■ Поставленная задача A: Обнови часть текста о культурологическом подходе к изучению словесности от слов «Дуняша. Слушаю. (Уходит.)» вплоть до слов «даже замечательно! (Уходит.)» включительно, заменив «стул» на «табурет».

Литература и культура. Культурологический подход к изучению словесности в школе - [18]

Шрифт
Интервал


Входит Епиходов с букетом; он в пиджаке и в ярко вычищенных сапогах, которые сильно скрипят, войдя, он роняет букет.

Епиходов(поднимает букет). Вот садовник прислал, говорит, в столовой поставить. (Отдает Дуняше букет)

Лопахин. И квасу мне принеси.

Дуняша. Слушаю. (Уходит.)

Епиходов. Сейчас утренник, мороз в три градуса, а вишня в цвету. Не могу одобрить нашего климата. (Вздыхает.) Наш климат не может способствовать в самый раз. Вот, Ермолай Алексеевич, позвольте вам присовокупить, купил я себе третьего дня сапоги, а они, смею вас уверить, скрипят так, что нет никакой возможности. Чем бы их смазать?

Лопахин. Отстань. Надоел.

Епиходов. Каждый день случается со мной какое-нибудь несчастье. И я не ропщу и даже улыбаюсь.

Дуняша входит, подает Лопахину квас. Я пойду. (Натыкается на стул, который падает.) Вот (Как бы торжествуя.) Вот видите, извините за выражение, какое обстоятельство, между прочим Это просто даже замечательно! (Уходит.)

Приведенный эпизод текста интересен еще и тем, что герои не только не понимают друг друга, но и сам Епиходов как бы ведет диалог с самим собой, и его «я» не понимает его «ты». На этом и строится комизм характера героя.

Второй вид диалога часто составляет суть конфликта произведения, он отражает семейно-бытовые, общественно-политические, нравственно-эстетические и философские коллизии, затронутые в тексте. Классическим примером такого диалога является столкновение «века нынешнего» с «веком минувшим» в комедии А. С. Грибоедова «Горе от ума». Разновидностью этого диалога является и диалог культур, когда герои выступают как выразители определенных пластов культуры, культурных миров, посредством которых происходит также самоопределение героев как личностей.

■ Предоставленные записи:
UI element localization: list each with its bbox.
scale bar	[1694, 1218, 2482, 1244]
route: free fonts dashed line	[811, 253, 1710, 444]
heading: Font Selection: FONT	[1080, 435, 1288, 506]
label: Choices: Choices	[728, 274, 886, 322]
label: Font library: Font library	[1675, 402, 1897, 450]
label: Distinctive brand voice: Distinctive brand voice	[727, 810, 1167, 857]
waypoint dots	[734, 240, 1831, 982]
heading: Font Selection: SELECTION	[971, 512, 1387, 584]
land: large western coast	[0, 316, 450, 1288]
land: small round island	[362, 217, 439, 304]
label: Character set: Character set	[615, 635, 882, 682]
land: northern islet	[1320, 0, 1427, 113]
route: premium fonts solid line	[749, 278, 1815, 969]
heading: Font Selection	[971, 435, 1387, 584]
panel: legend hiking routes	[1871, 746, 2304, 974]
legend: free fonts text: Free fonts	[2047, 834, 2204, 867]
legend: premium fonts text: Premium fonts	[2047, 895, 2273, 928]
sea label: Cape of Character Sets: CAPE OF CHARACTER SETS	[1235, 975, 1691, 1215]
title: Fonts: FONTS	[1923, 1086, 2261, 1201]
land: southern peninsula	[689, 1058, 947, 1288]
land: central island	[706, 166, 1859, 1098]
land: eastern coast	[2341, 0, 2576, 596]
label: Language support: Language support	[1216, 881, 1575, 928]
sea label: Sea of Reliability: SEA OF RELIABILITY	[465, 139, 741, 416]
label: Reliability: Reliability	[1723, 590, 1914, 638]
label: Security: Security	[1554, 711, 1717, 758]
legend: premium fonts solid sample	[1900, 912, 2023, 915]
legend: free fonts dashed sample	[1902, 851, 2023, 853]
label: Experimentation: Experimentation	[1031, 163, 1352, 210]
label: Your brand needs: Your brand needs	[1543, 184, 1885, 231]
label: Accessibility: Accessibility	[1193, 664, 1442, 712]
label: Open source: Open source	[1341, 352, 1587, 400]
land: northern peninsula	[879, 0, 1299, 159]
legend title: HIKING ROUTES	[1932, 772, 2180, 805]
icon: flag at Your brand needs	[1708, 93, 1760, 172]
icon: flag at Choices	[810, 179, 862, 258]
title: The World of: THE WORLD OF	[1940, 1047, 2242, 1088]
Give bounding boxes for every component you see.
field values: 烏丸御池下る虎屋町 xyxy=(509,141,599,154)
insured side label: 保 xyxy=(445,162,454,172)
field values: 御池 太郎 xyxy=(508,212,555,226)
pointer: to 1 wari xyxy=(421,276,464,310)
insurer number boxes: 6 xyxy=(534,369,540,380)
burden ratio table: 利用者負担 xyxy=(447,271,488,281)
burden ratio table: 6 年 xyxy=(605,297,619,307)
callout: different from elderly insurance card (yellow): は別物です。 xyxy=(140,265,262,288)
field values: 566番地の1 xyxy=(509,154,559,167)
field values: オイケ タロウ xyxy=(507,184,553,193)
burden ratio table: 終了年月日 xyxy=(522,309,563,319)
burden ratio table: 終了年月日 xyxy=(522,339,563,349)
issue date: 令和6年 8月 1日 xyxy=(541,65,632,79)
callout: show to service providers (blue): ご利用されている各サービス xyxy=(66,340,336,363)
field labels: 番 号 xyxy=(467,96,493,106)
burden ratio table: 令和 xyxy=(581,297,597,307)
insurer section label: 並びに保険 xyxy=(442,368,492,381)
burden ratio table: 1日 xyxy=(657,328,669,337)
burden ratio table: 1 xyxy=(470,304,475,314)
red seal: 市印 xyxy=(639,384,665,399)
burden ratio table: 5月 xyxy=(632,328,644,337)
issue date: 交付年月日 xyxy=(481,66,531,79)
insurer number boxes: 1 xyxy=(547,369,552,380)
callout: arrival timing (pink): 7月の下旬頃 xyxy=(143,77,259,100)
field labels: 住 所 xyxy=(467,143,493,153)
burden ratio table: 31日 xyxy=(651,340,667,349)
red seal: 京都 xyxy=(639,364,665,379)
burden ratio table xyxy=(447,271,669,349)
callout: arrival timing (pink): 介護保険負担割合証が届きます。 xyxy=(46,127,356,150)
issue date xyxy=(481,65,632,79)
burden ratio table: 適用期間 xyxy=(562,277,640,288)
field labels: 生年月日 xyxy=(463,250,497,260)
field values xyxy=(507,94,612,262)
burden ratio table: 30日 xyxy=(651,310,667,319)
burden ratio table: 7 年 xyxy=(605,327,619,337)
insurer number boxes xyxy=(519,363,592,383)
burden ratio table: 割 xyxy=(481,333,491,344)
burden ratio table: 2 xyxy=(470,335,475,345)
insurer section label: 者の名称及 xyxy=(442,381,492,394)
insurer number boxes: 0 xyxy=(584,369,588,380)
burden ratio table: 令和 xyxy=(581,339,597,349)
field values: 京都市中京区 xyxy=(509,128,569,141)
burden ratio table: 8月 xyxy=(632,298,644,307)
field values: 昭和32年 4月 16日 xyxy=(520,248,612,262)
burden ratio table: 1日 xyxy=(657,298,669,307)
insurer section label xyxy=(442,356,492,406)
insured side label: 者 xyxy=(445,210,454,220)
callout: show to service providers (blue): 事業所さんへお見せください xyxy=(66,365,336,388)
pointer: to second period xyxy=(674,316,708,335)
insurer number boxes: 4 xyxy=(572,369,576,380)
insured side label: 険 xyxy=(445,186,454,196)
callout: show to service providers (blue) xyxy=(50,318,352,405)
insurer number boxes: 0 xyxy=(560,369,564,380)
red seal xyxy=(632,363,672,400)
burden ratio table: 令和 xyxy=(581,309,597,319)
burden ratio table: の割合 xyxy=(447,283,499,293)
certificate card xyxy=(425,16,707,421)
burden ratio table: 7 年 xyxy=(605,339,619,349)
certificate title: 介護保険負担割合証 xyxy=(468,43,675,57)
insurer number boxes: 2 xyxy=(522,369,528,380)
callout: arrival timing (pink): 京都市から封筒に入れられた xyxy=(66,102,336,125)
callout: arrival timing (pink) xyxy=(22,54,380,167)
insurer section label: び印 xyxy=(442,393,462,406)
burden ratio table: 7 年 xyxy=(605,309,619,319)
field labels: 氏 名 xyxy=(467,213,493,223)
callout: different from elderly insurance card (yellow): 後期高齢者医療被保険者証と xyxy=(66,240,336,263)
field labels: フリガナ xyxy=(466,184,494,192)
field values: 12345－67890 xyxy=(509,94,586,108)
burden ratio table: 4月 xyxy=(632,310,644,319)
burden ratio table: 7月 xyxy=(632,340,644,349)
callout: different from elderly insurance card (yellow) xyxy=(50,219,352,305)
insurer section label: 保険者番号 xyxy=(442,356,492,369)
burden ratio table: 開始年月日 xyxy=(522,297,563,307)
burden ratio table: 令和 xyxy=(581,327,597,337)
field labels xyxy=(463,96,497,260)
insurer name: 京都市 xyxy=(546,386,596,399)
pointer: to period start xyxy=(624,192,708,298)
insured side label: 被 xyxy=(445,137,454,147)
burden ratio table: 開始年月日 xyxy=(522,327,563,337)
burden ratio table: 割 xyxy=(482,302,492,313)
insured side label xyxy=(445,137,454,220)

■ Поставленная задача B: Приведи дословно строки записей, начиная с первой и заканчивая строкой, содержащей «label: Your brand», включительно.

■ Полный ответ A:
Дуняша. Слушаю. (Уходит.)

Епиходов. Сейчас утренник, мороз в три градуса, а вишня в цвету. Не могу одобрить нашего климата. (Вздыхает.) Наш климат не может способствовать в самый раз. Вот, Ермолай Алексеевич, позвольте вам присовокупить, купил я себе третьего дня сапоги, а они, смею вас уверить, скрипят так, что нет никакой возможности. Чем бы их смазать?

Лопахин. Отстань. Надоел.

Епиходов. Каждый день случается со мной какое-нибудь несчастье. И я не ропщу и даже улыбаюсь.

Дуняша входит, подает Лопахину квас. Я пойду. (Натыкается на табурет, который падает.) Вот (Как бы торжествуя.) Вот видите, извините за выражение, какое обстоятельство, между прочим Это просто даже замечательно! (Уходит.)

■ Полный ответ B:
UI element localization: list each with its bbox.
scale bar	[1694, 1218, 2482, 1244]
route: free fonts dashed line	[811, 253, 1710, 444]
heading: Font Selection: FONT	[1080, 435, 1288, 506]
label: Choices: Choices	[728, 274, 886, 322]
label: Font library: Font library	[1675, 402, 1897, 450]
label: Distinctive brand voice: Distinctive brand voice	[727, 810, 1167, 857]
waypoint dots	[734, 240, 1831, 982]
heading: Font Selection: SELECTION	[971, 512, 1387, 584]
land: large western coast	[0, 316, 450, 1288]
land: small round island	[362, 217, 439, 304]
label: Character set: Character set	[615, 635, 882, 682]
land: northern islet	[1320, 0, 1427, 113]
route: premium fonts solid line	[749, 278, 1815, 969]
heading: Font Selection	[971, 435, 1387, 584]
panel: legend hiking routes	[1871, 746, 2304, 974]
legend: free fonts text: Free fonts	[2047, 834, 2204, 867]
legend: premium fonts text: Premium fonts	[2047, 895, 2273, 928]
sea label: Cape of Character Sets: CAPE OF CHARACTER SETS	[1235, 975, 1691, 1215]
title: Fonts: FONTS	[1923, 1086, 2261, 1201]
land: southern peninsula	[689, 1058, 947, 1288]
land: central island	[706, 166, 1859, 1098]
land: eastern coast	[2341, 0, 2576, 596]
label: Language support: Language support	[1216, 881, 1575, 928]
sea label: Sea of Reliability: SEA OF RELIABILITY	[465, 139, 741, 416]
label: Reliability: Reliability	[1723, 590, 1914, 638]
label: Security: Security	[1554, 711, 1717, 758]
legend: premium fonts solid sample	[1900, 912, 2023, 915]
legend: free fonts dashed sample	[1902, 851, 2023, 853]
label: Experimentation: Experimentation	[1031, 163, 1352, 210]
label: Your brand needs: Your brand needs	[1543, 184, 1885, 231]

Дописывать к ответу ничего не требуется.